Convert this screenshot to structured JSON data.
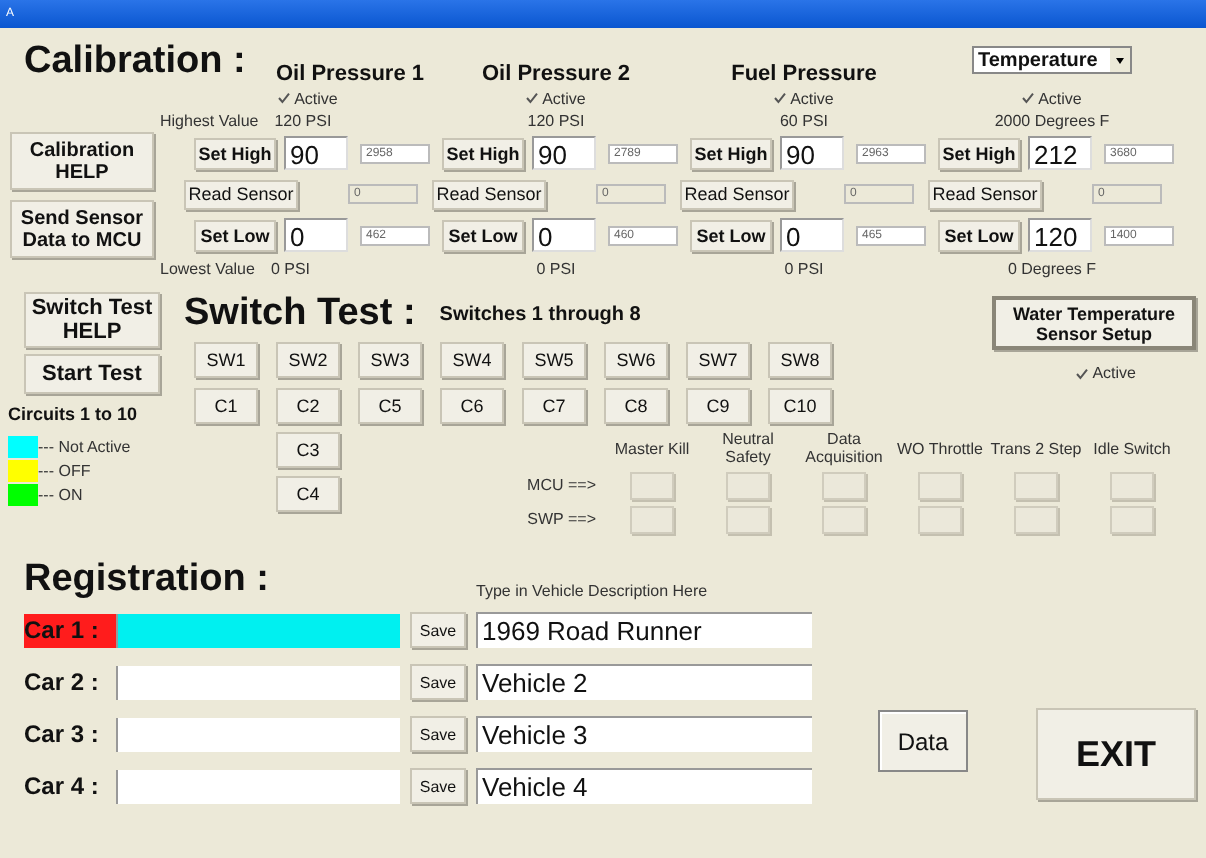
{
  "window": {
    "title": "A"
  },
  "calibration": {
    "title": "Calibration :",
    "help_button": "Calibration HELP",
    "send_button": "Send Sensor Data to MCU",
    "highest_label": "Highest Value",
    "lowest_label": "Lowest Value",
    "sensors": [
      {
        "kind": "label",
        "name": "Oil Pressure 1",
        "active_label": "Active",
        "active": true,
        "highest": "120 PSI",
        "set_high": "Set High",
        "high_value": "90",
        "high_reading": "2958",
        "read_sensor": "Read Sensor",
        "sensor_reading": "0",
        "set_low": "Set Low",
        "low_value": "0",
        "low_reading": "462",
        "lowest": "0 PSI"
      },
      {
        "kind": "label",
        "name": "Oil Pressure 2",
        "active_label": "Active",
        "active": true,
        "highest": "120 PSI",
        "set_high": "Set High",
        "high_value": "90",
        "high_reading": "2789",
        "read_sensor": "Read Sensor",
        "sensor_reading": "0",
        "set_low": "Set Low",
        "low_value": "0",
        "low_reading": "460",
        "lowest": "0 PSI"
      },
      {
        "kind": "label",
        "name": "Fuel Pressure",
        "active_label": "Active",
        "active": true,
        "highest": "60 PSI",
        "set_high": "Set High",
        "high_value": "90",
        "high_reading": "2963",
        "read_sensor": "Read Sensor",
        "sensor_reading": "0",
        "set_low": "Set Low",
        "low_value": "0",
        "low_reading": "465",
        "lowest": "0 PSI"
      },
      {
        "kind": "dropdown",
        "name": "Temperature",
        "active_label": "Active",
        "active": true,
        "highest": "2000 Degrees F",
        "set_high": "Set High",
        "high_value": "212",
        "high_reading": "3680",
        "read_sensor": "Read Sensor",
        "sensor_reading": "0",
        "set_low": "Set Low",
        "low_value": "120",
        "low_reading": "1400",
        "lowest": "0 Degrees F"
      }
    ]
  },
  "switch_test": {
    "title": "Switch Test :",
    "subtitle": "Switches  1 through 8",
    "help_button": "Switch Test HELP",
    "start_button": "Start Test",
    "circuits_label": "Circuits 1 to 10",
    "legend": [
      {
        "label": "--- Not Active",
        "color": "#00ffff"
      },
      {
        "label": "--- OFF",
        "color": "#ffff00"
      },
      {
        "label": "--- ON",
        "color": "#00ff00"
      }
    ],
    "switches": [
      "SW1",
      "SW2",
      "SW3",
      "SW4",
      "SW5",
      "SW6",
      "SW7",
      "SW8"
    ],
    "circuit_columns": [
      [
        "C1"
      ],
      [
        "C2",
        "C3",
        "C4"
      ],
      [
        "C5"
      ],
      [
        "C6"
      ],
      [
        "C7"
      ],
      [
        "C8"
      ],
      [
        "C9"
      ],
      [
        "C10"
      ]
    ],
    "water_button": "Water Temperature Sensor Setup",
    "water_active": {
      "label": "Active",
      "checked": true
    },
    "outputs": {
      "columns": [
        "Master Kill",
        "Neutral Safety",
        "Data Acquisition",
        "WO Throttle",
        "Trans 2 Step",
        "Idle Switch"
      ],
      "rows": [
        "MCU ==>",
        "SWP ==>"
      ]
    }
  },
  "registration": {
    "title": "Registration :",
    "hint": "Type in Vehicle Description Here",
    "cars": [
      {
        "label": "Car 1 :",
        "selected": true,
        "save": "Save",
        "description": "1969 Road Runner"
      },
      {
        "label": "Car 2 :",
        "selected": false,
        "save": "Save",
        "description": "Vehicle 2"
      },
      {
        "label": "Car 3 :",
        "selected": false,
        "save": "Save",
        "description": "Vehicle 3"
      },
      {
        "label": "Car 4 :",
        "selected": false,
        "save": "Save",
        "description": "Vehicle 4"
      }
    ],
    "data_button": "Data",
    "exit_button": "EXIT"
  }
}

■ THE TASK
Sift the material for lines with the string "name". Copy each one found.

■ FINAL ANSWER
        "name": "Oil Pressure 1",
        "name": "Oil Pressure 2",
        "name": "Fuel Pressure",
        "name": "Temperature",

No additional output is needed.